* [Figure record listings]
----------------------------------------
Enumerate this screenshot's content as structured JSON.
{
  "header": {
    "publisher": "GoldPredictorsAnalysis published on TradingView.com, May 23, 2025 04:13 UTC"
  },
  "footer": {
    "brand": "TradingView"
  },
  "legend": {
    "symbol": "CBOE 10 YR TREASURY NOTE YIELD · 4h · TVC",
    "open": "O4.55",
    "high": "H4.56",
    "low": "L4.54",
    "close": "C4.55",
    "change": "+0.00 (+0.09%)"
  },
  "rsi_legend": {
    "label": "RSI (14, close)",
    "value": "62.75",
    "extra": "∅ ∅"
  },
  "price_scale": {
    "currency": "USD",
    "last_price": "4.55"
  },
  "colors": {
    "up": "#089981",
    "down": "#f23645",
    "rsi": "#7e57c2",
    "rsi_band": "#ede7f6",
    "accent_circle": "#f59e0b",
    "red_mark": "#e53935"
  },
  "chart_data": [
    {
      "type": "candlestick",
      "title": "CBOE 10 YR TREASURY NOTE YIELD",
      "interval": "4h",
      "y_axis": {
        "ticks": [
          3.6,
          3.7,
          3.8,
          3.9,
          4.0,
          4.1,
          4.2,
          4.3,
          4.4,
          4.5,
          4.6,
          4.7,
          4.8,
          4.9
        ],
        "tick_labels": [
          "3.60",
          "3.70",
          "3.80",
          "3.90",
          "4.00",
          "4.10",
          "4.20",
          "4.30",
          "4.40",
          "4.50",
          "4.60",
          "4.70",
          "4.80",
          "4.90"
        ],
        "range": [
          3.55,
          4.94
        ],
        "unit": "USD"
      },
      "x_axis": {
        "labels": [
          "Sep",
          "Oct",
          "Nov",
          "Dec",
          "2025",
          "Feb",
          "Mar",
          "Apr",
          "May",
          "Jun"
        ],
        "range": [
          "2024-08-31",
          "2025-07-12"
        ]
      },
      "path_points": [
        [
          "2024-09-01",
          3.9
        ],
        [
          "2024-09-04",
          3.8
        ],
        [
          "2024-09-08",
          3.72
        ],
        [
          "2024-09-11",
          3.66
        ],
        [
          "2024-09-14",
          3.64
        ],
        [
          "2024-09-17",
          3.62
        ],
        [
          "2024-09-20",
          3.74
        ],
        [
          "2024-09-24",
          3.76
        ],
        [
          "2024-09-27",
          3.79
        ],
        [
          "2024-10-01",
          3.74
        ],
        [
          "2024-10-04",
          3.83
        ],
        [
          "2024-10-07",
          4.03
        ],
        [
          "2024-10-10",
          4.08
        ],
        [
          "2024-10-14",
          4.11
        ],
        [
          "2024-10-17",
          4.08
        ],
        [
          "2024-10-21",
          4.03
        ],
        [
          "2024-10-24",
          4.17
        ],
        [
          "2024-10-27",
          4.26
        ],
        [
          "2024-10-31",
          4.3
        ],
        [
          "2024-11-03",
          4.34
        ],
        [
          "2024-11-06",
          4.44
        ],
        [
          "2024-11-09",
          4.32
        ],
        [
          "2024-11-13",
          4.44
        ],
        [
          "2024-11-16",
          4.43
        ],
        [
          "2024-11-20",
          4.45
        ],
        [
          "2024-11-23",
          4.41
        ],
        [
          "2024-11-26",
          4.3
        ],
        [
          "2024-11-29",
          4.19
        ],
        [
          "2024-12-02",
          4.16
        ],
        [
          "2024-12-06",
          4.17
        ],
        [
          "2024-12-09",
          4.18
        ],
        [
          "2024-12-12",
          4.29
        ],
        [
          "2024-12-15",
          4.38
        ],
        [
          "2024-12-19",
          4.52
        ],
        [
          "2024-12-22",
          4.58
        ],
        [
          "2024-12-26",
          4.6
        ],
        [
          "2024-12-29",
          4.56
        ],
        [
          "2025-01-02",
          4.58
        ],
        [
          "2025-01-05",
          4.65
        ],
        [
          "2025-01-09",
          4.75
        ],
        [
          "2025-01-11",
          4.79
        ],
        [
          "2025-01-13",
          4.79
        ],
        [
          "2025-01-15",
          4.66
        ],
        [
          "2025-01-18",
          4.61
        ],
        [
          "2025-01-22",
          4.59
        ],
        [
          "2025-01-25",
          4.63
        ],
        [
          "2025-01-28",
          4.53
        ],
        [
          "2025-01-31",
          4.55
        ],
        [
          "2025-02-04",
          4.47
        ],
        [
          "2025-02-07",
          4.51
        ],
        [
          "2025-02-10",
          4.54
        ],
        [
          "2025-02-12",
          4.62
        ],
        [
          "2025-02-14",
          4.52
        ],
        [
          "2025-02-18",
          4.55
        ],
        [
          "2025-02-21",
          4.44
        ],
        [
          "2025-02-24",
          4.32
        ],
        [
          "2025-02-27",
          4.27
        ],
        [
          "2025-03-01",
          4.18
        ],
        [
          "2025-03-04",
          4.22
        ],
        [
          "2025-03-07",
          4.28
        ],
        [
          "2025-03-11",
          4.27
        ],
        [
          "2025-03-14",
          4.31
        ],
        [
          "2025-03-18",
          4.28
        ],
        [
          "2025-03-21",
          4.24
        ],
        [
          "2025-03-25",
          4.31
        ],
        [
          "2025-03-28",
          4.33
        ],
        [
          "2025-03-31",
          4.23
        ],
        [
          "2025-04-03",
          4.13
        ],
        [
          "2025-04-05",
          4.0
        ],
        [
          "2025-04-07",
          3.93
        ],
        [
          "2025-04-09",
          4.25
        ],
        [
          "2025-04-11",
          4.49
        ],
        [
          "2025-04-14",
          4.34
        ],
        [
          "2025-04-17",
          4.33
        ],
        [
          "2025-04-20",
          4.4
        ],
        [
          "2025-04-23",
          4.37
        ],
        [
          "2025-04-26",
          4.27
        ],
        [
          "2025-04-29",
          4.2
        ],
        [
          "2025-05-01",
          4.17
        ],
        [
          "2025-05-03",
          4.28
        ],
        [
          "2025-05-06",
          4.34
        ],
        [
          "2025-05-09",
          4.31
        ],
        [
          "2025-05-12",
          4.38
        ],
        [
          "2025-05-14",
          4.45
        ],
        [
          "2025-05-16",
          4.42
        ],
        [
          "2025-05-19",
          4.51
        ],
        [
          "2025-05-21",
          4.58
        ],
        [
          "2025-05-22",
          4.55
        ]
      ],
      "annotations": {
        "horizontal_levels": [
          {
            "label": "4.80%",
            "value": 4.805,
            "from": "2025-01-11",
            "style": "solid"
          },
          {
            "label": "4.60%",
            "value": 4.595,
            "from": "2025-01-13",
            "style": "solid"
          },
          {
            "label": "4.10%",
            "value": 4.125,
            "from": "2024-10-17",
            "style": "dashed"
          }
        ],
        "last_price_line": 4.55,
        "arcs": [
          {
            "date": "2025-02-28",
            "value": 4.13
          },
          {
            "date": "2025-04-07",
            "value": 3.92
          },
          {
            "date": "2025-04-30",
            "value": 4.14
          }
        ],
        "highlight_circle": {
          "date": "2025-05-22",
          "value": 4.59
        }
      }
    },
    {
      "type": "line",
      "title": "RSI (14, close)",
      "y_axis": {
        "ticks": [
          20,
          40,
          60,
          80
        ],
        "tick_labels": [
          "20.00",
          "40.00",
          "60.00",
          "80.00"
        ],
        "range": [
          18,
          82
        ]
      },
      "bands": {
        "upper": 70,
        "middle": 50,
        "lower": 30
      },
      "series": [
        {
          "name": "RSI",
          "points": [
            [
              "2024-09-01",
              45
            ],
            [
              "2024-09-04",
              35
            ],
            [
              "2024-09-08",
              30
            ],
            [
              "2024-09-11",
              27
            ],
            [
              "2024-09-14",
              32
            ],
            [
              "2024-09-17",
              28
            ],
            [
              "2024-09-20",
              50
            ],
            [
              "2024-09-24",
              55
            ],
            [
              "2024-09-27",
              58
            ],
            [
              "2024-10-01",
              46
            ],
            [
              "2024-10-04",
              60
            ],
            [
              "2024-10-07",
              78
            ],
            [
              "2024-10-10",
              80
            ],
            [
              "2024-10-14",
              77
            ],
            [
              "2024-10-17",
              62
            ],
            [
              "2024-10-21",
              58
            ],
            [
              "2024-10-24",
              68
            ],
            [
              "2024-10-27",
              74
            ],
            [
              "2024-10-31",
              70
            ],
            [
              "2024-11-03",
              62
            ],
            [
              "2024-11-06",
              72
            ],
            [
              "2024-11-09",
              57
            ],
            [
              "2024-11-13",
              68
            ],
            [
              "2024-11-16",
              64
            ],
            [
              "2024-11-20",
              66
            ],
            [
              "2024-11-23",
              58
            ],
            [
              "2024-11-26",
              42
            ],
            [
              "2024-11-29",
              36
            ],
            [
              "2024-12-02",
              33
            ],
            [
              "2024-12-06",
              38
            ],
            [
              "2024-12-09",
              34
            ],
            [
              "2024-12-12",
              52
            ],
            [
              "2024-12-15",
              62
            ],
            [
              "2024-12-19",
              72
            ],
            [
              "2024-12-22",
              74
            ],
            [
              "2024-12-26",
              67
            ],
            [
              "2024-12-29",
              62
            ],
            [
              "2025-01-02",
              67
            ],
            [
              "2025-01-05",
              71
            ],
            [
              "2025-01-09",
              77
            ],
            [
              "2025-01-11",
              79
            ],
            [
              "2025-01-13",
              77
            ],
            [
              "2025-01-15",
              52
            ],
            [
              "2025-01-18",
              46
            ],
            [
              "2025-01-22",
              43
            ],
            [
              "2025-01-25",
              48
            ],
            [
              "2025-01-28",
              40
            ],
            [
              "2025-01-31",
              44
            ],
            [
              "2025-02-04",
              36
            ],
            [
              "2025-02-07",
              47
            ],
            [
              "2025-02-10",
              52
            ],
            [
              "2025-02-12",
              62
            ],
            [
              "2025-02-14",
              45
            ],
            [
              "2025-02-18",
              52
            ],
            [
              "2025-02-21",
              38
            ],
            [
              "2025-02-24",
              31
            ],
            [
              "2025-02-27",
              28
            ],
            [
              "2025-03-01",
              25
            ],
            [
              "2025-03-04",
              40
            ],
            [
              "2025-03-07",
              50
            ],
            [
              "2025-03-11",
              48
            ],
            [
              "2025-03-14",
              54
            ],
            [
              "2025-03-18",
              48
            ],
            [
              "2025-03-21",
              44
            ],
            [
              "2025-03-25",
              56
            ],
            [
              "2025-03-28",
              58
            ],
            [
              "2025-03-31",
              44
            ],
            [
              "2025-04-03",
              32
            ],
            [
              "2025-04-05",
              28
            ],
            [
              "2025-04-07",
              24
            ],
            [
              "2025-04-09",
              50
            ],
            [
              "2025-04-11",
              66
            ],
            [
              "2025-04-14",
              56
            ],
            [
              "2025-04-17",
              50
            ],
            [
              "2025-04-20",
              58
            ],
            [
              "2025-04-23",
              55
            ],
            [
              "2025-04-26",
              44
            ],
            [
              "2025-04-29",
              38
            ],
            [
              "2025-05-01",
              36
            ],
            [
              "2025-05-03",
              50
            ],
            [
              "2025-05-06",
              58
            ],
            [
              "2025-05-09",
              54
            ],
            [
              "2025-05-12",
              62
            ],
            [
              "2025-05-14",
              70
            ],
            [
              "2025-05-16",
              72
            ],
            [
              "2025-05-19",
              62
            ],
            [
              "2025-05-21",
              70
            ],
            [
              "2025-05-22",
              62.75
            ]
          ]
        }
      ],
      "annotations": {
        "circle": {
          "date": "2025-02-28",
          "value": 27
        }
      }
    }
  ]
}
----------------------------------------
* [DIRECTIONS]
Select every line where the word "YIELD" occurs.

* [SOLVED EXERCISE]
    "symbol": "CBOE 10 YR TREASURY NOTE YIELD · 4h · TVC",
      "title": "CBOE 10 YR TREASURY NOTE YIELD",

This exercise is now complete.